In the listing below, rename "y-tick-label" to "y-axis-tick-label" everywhere it appears. Leave every other line and character as it is.

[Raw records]
begin
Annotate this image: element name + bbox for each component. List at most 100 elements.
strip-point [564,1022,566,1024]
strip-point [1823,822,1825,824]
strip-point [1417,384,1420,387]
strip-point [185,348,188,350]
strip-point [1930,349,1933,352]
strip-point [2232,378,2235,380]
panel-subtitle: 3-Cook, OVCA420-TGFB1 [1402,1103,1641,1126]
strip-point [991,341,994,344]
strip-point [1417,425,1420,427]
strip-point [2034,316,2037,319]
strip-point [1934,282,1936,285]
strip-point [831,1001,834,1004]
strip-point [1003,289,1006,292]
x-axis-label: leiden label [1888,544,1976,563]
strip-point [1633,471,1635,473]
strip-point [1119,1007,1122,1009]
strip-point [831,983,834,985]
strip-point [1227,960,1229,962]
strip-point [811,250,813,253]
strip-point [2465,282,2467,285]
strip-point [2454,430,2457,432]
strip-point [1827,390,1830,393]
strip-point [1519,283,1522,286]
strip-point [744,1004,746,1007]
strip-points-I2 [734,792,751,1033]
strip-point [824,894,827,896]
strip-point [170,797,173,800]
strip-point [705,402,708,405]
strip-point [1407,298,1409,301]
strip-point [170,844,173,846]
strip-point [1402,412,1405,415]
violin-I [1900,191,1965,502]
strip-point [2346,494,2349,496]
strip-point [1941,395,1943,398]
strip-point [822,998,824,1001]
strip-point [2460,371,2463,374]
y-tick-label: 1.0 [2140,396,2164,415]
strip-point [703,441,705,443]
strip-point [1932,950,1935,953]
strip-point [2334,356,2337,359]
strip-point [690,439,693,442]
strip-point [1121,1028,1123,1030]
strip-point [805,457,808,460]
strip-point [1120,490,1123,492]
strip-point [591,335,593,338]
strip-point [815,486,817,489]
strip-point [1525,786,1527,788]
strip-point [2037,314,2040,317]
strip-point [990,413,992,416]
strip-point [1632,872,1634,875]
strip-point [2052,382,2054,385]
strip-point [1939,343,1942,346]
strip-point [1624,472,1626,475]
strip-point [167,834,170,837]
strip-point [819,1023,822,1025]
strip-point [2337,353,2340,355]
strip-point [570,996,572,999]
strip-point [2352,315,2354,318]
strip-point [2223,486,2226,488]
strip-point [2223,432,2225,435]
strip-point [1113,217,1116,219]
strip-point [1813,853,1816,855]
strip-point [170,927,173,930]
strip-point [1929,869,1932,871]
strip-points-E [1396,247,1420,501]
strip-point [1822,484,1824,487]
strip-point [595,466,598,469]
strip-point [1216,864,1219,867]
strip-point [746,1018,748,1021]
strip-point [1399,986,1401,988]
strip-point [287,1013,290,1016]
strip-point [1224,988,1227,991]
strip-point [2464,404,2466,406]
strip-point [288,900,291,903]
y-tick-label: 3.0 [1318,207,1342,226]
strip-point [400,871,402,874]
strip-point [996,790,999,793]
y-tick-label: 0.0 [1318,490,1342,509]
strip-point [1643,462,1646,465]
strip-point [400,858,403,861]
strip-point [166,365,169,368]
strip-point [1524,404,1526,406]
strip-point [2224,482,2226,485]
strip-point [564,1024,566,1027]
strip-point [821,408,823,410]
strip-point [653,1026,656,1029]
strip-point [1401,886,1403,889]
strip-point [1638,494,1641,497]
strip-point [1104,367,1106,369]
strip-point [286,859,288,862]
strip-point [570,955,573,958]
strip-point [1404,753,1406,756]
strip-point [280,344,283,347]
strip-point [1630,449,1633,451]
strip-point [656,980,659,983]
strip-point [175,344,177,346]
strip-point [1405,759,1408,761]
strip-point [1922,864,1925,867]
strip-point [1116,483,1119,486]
end
[Answer to this exercise]:
Annotate this image: element name + bbox for each component. List at most 100 elements.
strip-point [564,1022,566,1024]
strip-point [1823,822,1825,824]
strip-point [1417,384,1420,387]
strip-point [185,348,188,350]
strip-point [1930,349,1933,352]
strip-point [2232,378,2235,380]
panel-subtitle: 3-Cook, OVCA420-TGFB1 [1402,1103,1641,1126]
strip-point [991,341,994,344]
strip-point [1417,425,1420,427]
strip-point [2034,316,2037,319]
strip-point [1934,282,1936,285]
strip-point [831,1001,834,1004]
strip-point [1003,289,1006,292]
x-axis-label: leiden label [1888,544,1976,563]
strip-point [1633,471,1635,473]
strip-point [1119,1007,1122,1009]
strip-point [831,983,834,985]
strip-point [1227,960,1229,962]
strip-point [811,250,813,253]
strip-point [2465,282,2467,285]
strip-point [2454,430,2457,432]
strip-point [1827,390,1830,393]
strip-point [1519,283,1522,286]
strip-point [744,1004,746,1007]
strip-points-I2 [734,792,751,1033]
strip-point [824,894,827,896]
strip-point [170,797,173,800]
strip-point [705,402,708,405]
strip-point [1407,298,1409,301]
strip-point [170,844,173,846]
strip-point [1402,412,1405,415]
violin-I [1900,191,1965,502]
strip-point [2346,494,2349,496]
strip-point [1941,395,1943,398]
strip-point [822,998,824,1001]
strip-point [2460,371,2463,374]
y-axis-tick-label: 1.0 [2140,396,2164,415]
strip-point [703,441,705,443]
strip-point [1932,950,1935,953]
strip-point [2334,356,2337,359]
strip-point [690,439,693,442]
strip-point [1121,1028,1123,1030]
strip-point [805,457,808,460]
strip-point [1120,490,1123,492]
strip-point [591,335,593,338]
strip-point [815,486,817,489]
strip-point [1525,786,1527,788]
strip-point [2037,314,2040,317]
strip-point [990,413,992,416]
strip-point [1632,872,1634,875]
strip-point [2052,382,2054,385]
strip-point [1939,343,1942,346]
strip-point [1624,472,1626,475]
strip-point [167,834,170,837]
strip-point [819,1023,822,1025]
strip-point [2337,353,2340,355]
strip-point [570,996,572,999]
strip-point [2352,315,2354,318]
strip-point [2223,486,2226,488]
strip-point [2223,432,2225,435]
strip-point [1113,217,1116,219]
strip-point [1813,853,1816,855]
strip-point [170,927,173,930]
strip-point [1929,869,1932,871]
strip-points-E [1396,247,1420,501]
strip-point [1822,484,1824,487]
strip-point [595,466,598,469]
strip-point [1216,864,1219,867]
strip-point [746,1018,748,1021]
strip-point [1399,986,1401,988]
strip-point [287,1013,290,1016]
strip-point [1224,988,1227,991]
strip-point [2464,404,2466,406]
strip-point [288,900,291,903]
y-axis-tick-label: 3.0 [1318,207,1342,226]
strip-point [400,871,402,874]
strip-point [996,790,999,793]
y-axis-tick-label: 0.0 [1318,490,1342,509]
strip-point [1643,462,1646,465]
strip-point [400,858,403,861]
strip-point [166,365,169,368]
strip-point [1524,404,1526,406]
strip-point [2224,482,2226,485]
strip-point [564,1024,566,1027]
strip-point [821,408,823,410]
strip-point [653,1026,656,1029]
strip-point [1401,886,1403,889]
strip-point [1638,494,1641,497]
strip-point [1104,367,1106,369]
strip-point [286,859,288,862]
strip-point [570,955,573,958]
strip-point [1404,753,1406,756]
strip-point [280,344,283,347]
strip-point [1630,449,1633,451]
strip-point [656,980,659,983]
strip-point [175,344,177,346]
strip-point [1405,759,1408,761]
strip-point [1922,864,1925,867]
strip-point [1116,483,1119,486]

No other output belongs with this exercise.